**Excerpt provided**

____

EX-1 2 hwd033009exhibit1.htm EXHIBIT 1 Harry Winston Diamond Corporation: Exhibit 1 - Prepared by TNT Filings Inc.

Exhibit 1

Form 51-102F3
Material Change Report

Item 1

Name and Address of Company

Harry Winston Diamond Corporation
P.O. Box 4569, Station A
Toronto, Ontario
M5W 4T9

Item 2

Date of Material Change

March 19, 2009.

Item 3

News Release

A news release with respect to the material change referred to in this report was issued in Toronto, Ontario via Canada NewsWire on March 19, 2009. A copy of the press release has been filed on SEDAR and is available at www.sedar.com.

Item 4

Summary of Material Change

On March 19, 2009, Harry Winston Diamond Corporation ("Harry Winston") announced a strategic investment by Kinross Gold Corporation ("Kinross"), whereby Kinross will make a net investment of U.S.$150 million.

Item 5

Full Description of Material Change

On March 19, 2009, Harry Winston announced a strategic investment by Kinross, whereby Kinross will make a net investment of U.S.$150 million. As part of the transaction the parties have agreed to jointly consider other opportunities in the diamond mining industry.

____

**Given task 1**
Print the labeled box records from their start through the line containing "- legend-item: Harriet", including that line, reproducing each line unchanged.
The report above and the records that come next are separate material.

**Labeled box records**

____

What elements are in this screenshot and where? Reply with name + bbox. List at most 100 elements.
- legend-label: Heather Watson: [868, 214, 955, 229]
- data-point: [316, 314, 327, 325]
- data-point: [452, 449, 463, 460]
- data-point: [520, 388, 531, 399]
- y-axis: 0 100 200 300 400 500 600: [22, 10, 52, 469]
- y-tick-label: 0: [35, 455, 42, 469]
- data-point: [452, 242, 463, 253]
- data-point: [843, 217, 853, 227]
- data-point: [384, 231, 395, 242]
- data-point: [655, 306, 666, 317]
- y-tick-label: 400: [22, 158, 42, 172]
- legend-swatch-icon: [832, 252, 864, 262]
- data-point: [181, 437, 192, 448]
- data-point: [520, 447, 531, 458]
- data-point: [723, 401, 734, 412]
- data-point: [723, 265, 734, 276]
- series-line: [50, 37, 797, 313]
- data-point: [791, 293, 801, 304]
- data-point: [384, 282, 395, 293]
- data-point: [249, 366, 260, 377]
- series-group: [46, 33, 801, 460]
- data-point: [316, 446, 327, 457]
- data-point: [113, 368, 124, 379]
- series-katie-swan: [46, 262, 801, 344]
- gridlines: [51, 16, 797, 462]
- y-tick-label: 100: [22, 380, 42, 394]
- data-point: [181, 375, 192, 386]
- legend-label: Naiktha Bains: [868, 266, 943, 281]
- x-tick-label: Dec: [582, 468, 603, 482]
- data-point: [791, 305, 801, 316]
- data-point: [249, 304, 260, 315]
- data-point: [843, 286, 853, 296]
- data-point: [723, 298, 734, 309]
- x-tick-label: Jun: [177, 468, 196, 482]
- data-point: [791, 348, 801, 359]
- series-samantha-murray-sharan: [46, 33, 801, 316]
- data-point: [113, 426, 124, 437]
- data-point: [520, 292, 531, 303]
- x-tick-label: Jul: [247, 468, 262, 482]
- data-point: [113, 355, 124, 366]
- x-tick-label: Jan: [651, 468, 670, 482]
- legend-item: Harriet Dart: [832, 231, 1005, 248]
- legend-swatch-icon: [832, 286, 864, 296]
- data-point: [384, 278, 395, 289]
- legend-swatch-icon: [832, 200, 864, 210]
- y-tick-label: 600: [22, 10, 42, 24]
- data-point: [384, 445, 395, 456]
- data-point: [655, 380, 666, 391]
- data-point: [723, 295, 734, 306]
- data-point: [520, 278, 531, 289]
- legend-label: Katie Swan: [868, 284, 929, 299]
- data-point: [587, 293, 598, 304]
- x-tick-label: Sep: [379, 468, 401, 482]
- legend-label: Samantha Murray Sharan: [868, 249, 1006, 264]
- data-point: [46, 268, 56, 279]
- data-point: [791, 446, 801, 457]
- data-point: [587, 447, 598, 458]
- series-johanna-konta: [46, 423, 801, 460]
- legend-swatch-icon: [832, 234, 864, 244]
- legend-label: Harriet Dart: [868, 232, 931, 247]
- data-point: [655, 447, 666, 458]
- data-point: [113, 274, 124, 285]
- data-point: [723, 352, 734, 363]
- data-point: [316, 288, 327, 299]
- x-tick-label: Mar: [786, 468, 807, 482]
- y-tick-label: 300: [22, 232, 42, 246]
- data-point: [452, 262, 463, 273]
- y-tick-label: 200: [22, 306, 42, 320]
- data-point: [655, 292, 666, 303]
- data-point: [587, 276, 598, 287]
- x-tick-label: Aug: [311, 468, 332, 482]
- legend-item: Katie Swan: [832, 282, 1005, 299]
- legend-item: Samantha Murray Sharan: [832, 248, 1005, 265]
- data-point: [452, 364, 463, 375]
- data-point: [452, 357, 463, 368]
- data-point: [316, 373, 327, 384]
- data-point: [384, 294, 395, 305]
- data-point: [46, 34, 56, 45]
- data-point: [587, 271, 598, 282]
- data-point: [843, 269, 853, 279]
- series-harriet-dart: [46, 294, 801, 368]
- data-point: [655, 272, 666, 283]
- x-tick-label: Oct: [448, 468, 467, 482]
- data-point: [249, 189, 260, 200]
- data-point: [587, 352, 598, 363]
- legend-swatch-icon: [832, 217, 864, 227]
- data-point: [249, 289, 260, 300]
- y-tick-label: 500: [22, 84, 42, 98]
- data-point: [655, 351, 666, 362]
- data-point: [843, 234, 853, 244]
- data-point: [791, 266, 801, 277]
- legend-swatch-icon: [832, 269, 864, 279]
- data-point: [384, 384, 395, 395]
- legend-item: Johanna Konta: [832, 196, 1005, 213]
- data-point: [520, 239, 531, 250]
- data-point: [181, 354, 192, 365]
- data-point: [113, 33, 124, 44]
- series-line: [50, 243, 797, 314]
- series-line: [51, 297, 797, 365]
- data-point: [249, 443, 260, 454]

____

**Given task 2**
Answer these questions from the material change report:
(a) On what date did the material change occur?
(b) How large a net investment will Kinross make?
(c) Through which service was the news release issued?

**Exercise response 1**
What elements are in this screenshot and where? Reply with name + bbox. List at most 100 elements.
- legend-label: Heather Watson: [868, 214, 955, 229]
- data-point: [316, 314, 327, 325]
- data-point: [452, 449, 463, 460]
- data-point: [520, 388, 531, 399]
- y-axis: 0 100 200 300 400 500 600: [22, 10, 52, 469]
- y-tick-label: 0: [35, 455, 42, 469]
- data-point: [452, 242, 463, 253]
- data-point: [843, 217, 853, 227]
- data-point: [384, 231, 395, 242]
- data-point: [655, 306, 666, 317]
- y-tick-label: 400: [22, 158, 42, 172]
- legend-swatch-icon: [832, 252, 864, 262]
- data-point: [181, 437, 192, 448]
- data-point: [520, 447, 531, 458]
- data-point: [723, 401, 734, 412]
- data-point: [723, 265, 734, 276]
- series-line: [50, 37, 797, 313]
- data-point: [791, 293, 801, 304]
- data-point: [384, 282, 395, 293]
- data-point: [249, 366, 260, 377]
- series-group: [46, 33, 801, 460]
- data-point: [316, 446, 327, 457]
- data-point: [113, 368, 124, 379]
- series-katie-swan: [46, 262, 801, 344]
- gridlines: [51, 16, 797, 462]
- y-tick-label: 100: [22, 380, 42, 394]
- data-point: [181, 375, 192, 386]
- legend-label: Naiktha Bains: [868, 266, 943, 281]
- x-tick-label: Dec: [582, 468, 603, 482]
- data-point: [791, 305, 801, 316]
- data-point: [249, 304, 260, 315]
- data-point: [843, 286, 853, 296]
- data-point: [723, 298, 734, 309]
- x-tick-label: Jun: [177, 468, 196, 482]
- data-point: [791, 348, 801, 359]
- series-samantha-murray-sharan: [46, 33, 801, 316]
- data-point: [113, 426, 124, 437]
- data-point: [520, 292, 531, 303]
- x-tick-label: Jul: [247, 468, 262, 482]
- data-point: [113, 355, 124, 366]
- x-tick-label: Jan: [651, 468, 670, 482]
- legend-item: Harriet Dart: [832, 231, 1005, 248]

**Exercise response 2**
(a) March 19, 2009.
(b) U.S.$150 million.
(c) Canada NewsWire.